┌────────

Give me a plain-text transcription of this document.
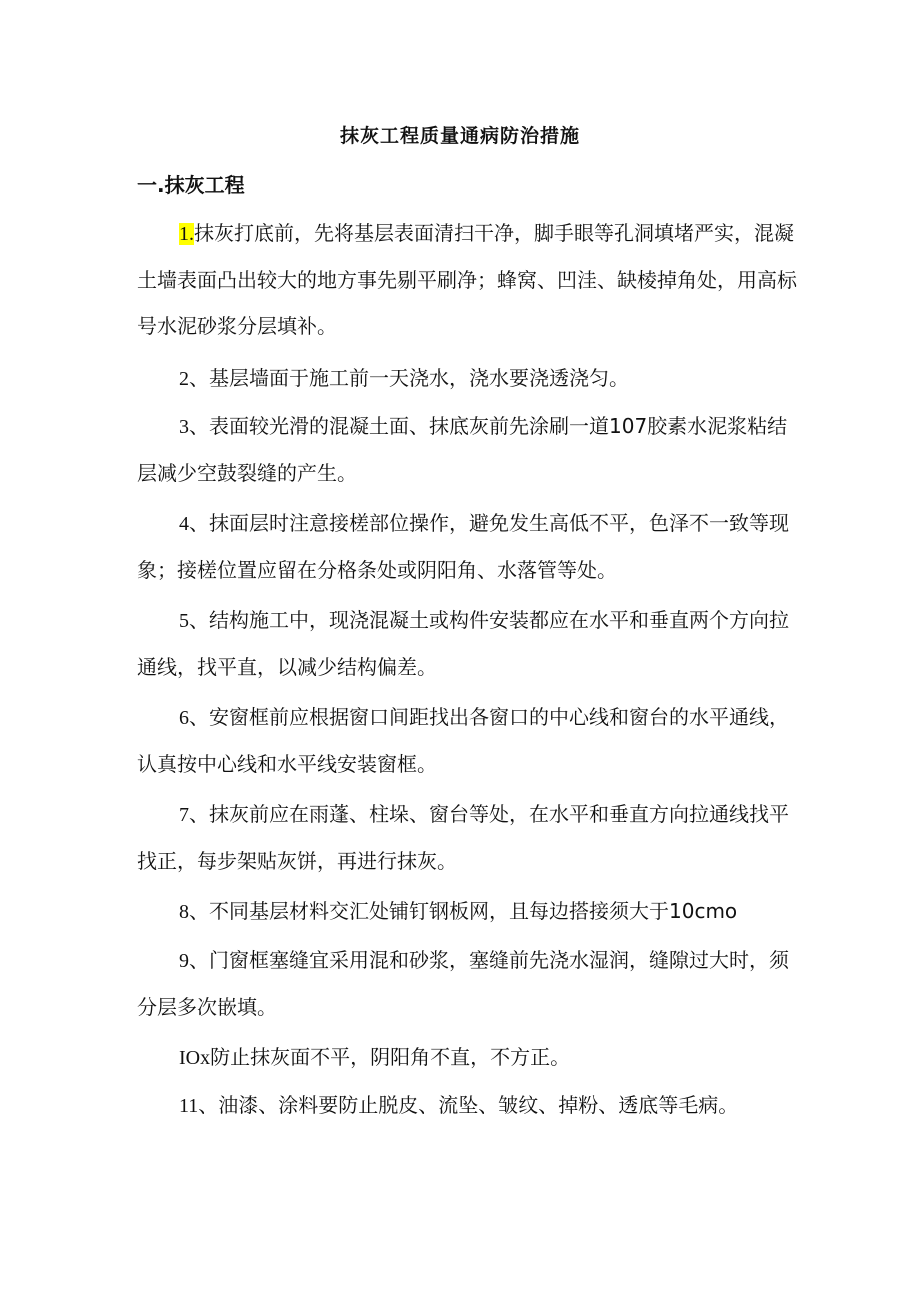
抹灰工程质量通病防治措施
一.抹灰工程

1.抹灰打底前，先将基层表面清扫干净，脚手眼等孔洞填堵严实，混凝土墙表面凸出较大的地方事先剔平刷净；蜂窝、凹洼、缺棱掉角处，用高标号水泥砂浆分层填补。

2、基层墙面于施工前一天浇水，浇水要浇透浇匀。

3、表面较光滑的混凝土面、抹底灰前先涂刷一道107胶素水泥浆粘结层减少空鼓裂缝的产生。

4、抹面层时注意接槎部位操作，避免发生高低不平，色泽不一致等现象；接槎位置应留在分格条处或阴阳角、水落管等处。

5、结构施工中，现浇混凝土或构件安装都应在水平和垂直两个方向拉通线，找平直，以减少结构偏差。

6、安窗框前应根据窗口间距找出各窗口的中心线和窗台的水平通线，认真按中心线和水平线安装窗框。

7、抹灰前应在雨蓬、柱垛、窗台等处，在水平和垂直方向拉通线找平找正，每步架贴灰饼，再进行抹灰。

8、不同基层材料交汇处铺钉钢板网，且每边搭接须大于10cmo

9、门窗框塞缝宜采用混和砂浆，塞缝前先浇水湿润，缝隙过大时，须分层多次嵌填。

IOx防止抹灰面不平，阴阳角不直，不方正。

11、油漆、涂料要防止脱皮、流坠、皱纹、掉粉、透底等毛病。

└────────

WRITTEN REQUEST ▸ Write out the entries above word for word. Do not include the pictures.

THE COMPLETED TASK ▸
Give me a plain-text transcription of this document.
抹灰工程质量通病防治措施
一.抹灰工程

1.抹灰打底前，先将基层表面清扫干净，脚手眼等孔洞填堵严实，混凝土墙表面凸出较大的地方事先剔平刷净；蜂窝、凹洼、缺棱掉角处，用高标号水泥砂浆分层填补。

2、基层墙面于施工前一天浇水，浇水要浇透浇匀。

3、表面较光滑的混凝土面、抹底灰前先涂刷一道107胶素水泥浆粘结层减少空鼓裂缝的产生。

4、抹面层时注意接槎部位操作，避免发生高低不平，色泽不一致等现象；接槎位置应留在分格条处或阴阳角、水落管等处。

5、结构施工中，现浇混凝土或构件安装都应在水平和垂直两个方向拉通线，找平直，以减少结构偏差。

6、安窗框前应根据窗口间距找出各窗口的中心线和窗台的水平通线，认真按中心线和水平线安装窗框。

7、抹灰前应在雨蓬、柱垛、窗台等处，在水平和垂直方向拉通线找平找正，每步架贴灰饼，再进行抹灰。

8、不同基层材料交汇处铺钉钢板网，且每边搭接须大于10cmo

9、门窗框塞缝宜采用混和砂浆，塞缝前先浇水湿润，缝隙过大时，须分层多次嵌填。

IOx防止抹灰面不平，阴阳角不直，不方正。

11、油漆、涂料要防止脱皮、流坠、皱纹、掉粉、透底等毛病。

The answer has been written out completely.